## PROVIDED INFORMATION
· · · · ·

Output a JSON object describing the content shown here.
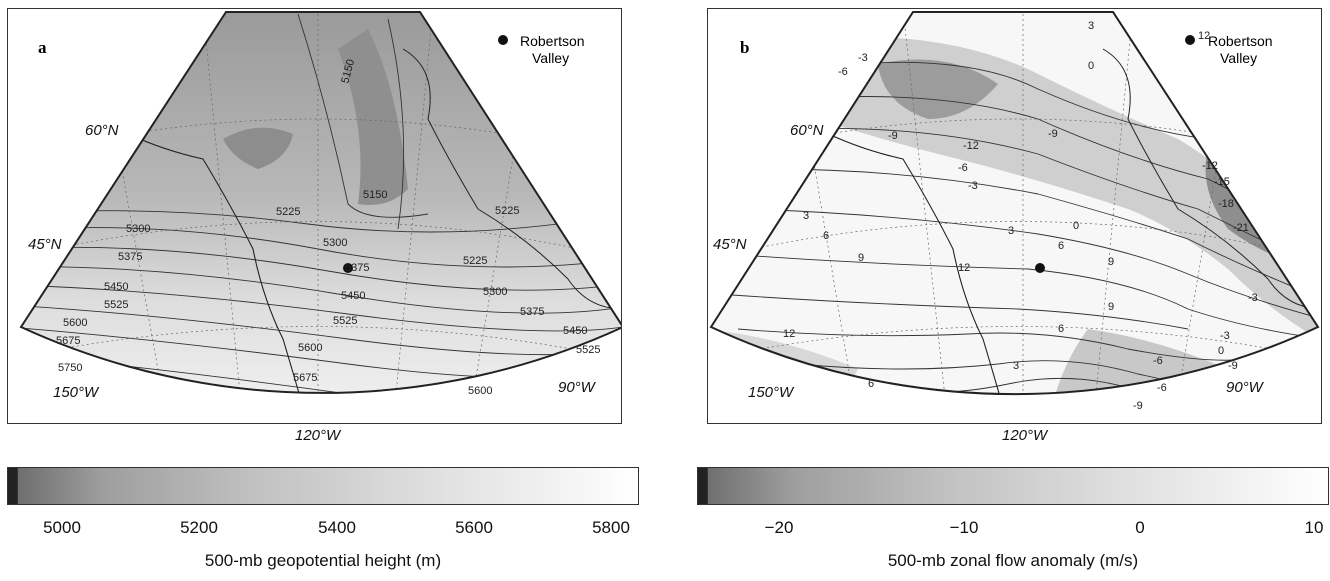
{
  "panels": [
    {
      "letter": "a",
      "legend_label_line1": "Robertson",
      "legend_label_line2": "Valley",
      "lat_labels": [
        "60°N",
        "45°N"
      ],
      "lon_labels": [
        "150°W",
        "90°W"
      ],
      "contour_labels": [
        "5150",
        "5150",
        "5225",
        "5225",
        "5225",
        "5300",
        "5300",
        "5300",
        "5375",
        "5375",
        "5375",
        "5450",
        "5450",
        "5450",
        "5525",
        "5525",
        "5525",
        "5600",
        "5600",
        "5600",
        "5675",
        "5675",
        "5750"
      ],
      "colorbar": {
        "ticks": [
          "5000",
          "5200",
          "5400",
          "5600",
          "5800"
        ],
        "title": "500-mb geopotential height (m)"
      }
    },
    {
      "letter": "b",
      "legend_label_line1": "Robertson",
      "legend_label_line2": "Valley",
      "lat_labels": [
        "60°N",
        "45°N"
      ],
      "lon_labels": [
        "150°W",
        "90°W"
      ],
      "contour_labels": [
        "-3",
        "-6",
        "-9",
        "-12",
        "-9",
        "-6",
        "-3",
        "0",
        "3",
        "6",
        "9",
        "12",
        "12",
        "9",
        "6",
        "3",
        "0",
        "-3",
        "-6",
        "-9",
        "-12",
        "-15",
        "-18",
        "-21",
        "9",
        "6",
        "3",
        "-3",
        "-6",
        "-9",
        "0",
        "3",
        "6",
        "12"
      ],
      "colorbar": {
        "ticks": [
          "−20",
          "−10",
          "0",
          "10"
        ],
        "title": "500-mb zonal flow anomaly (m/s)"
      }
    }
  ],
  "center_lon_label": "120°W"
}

· · · · ·

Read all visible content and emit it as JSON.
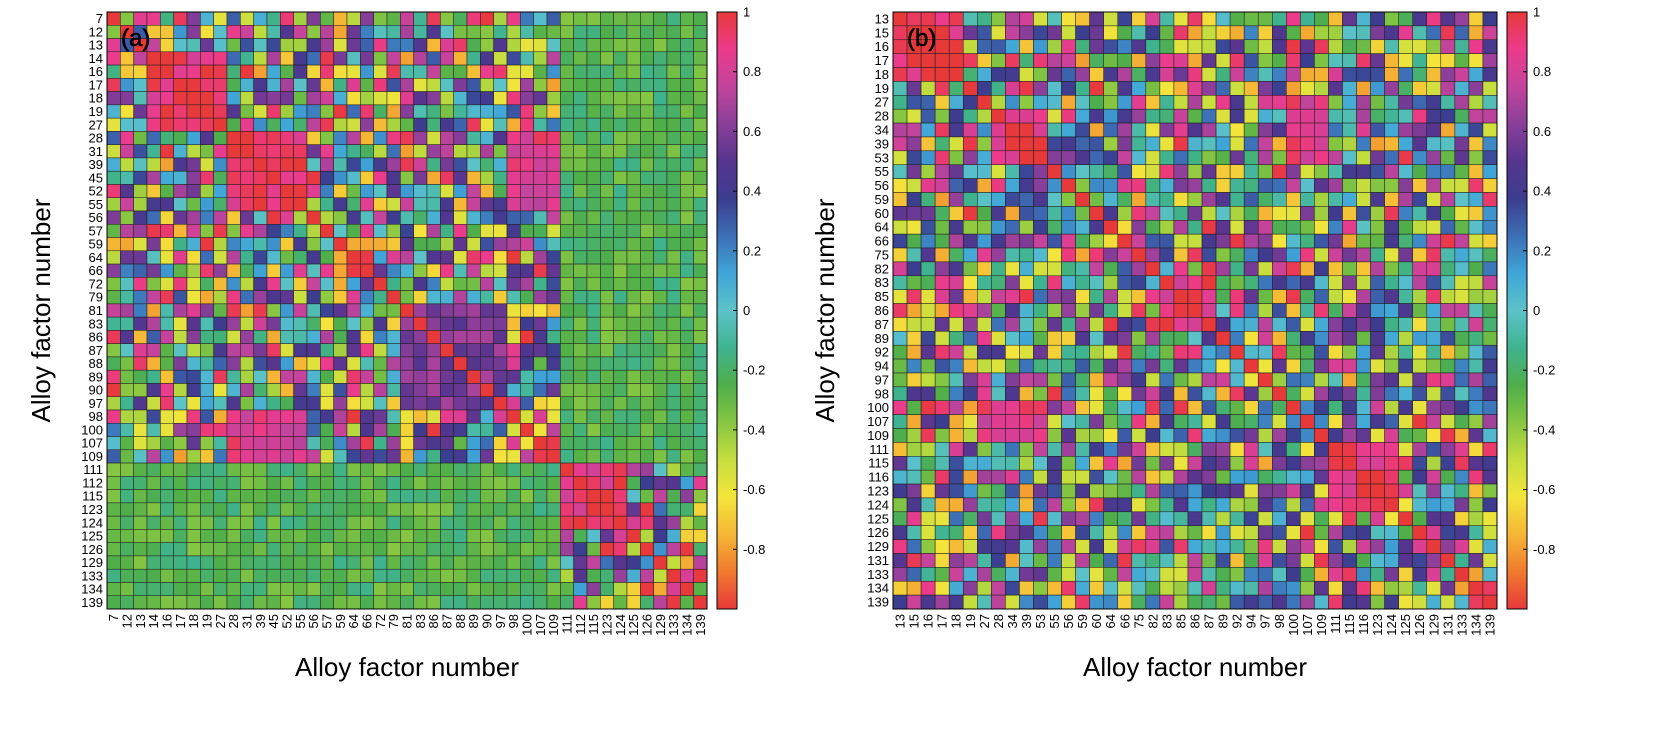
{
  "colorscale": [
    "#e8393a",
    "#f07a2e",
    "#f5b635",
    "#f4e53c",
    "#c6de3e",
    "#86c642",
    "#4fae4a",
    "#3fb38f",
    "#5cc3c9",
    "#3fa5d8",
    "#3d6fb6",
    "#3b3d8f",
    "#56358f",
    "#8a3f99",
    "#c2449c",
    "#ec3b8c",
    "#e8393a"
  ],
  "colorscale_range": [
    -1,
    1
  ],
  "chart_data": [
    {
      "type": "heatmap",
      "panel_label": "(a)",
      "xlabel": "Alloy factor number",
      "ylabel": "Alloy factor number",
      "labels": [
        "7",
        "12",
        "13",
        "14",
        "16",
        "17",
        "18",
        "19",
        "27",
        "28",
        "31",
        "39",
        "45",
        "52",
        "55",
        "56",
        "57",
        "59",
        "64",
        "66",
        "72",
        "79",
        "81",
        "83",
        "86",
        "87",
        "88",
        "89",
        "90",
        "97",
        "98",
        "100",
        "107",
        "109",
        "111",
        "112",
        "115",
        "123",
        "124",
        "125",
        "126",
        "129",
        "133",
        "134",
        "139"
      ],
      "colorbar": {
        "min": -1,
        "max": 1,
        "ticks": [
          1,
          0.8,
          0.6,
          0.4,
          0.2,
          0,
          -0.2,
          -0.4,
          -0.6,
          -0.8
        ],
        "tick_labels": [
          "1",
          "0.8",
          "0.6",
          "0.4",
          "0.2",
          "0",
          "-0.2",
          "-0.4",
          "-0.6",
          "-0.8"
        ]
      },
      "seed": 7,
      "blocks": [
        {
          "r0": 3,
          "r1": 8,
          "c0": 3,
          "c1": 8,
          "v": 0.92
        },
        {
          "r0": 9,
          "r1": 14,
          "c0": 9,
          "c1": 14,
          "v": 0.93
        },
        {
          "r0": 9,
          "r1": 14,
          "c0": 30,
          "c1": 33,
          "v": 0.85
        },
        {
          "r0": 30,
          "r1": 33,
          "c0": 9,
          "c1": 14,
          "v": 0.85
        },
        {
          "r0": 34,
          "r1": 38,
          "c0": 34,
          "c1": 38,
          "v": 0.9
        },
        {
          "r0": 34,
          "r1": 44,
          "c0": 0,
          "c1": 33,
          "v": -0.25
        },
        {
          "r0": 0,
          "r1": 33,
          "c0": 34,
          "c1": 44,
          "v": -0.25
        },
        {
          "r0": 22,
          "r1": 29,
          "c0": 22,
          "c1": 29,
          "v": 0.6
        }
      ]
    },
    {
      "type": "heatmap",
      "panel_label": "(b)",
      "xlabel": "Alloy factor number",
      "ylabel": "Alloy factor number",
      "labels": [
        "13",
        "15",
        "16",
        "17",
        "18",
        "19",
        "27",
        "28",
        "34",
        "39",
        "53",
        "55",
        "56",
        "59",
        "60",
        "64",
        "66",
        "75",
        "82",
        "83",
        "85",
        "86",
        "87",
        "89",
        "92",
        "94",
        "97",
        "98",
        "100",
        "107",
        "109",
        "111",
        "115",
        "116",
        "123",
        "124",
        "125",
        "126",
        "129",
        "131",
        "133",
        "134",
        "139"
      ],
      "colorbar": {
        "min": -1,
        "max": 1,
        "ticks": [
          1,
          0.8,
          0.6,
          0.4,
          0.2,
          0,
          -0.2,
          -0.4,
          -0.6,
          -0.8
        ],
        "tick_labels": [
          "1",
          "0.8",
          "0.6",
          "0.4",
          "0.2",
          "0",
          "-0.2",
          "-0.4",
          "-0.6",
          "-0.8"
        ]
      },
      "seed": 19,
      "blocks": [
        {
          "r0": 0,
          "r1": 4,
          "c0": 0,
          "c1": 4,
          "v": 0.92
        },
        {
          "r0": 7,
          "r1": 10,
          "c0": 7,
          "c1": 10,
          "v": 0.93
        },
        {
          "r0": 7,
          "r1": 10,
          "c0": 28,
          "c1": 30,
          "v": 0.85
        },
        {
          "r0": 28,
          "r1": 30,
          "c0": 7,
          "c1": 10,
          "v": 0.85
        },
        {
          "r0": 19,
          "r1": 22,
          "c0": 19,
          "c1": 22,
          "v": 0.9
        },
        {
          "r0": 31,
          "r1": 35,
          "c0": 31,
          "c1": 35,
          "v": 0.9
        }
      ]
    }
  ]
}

· · · · ·

## YOUR TASK
Note every line above where the string "title" shows up, and copy those lines.

## REPLY TO THE TASK
        "title": "500-mb geopotential height (m)"
        "title": "500-mb zonal flow anomaly (m/s)"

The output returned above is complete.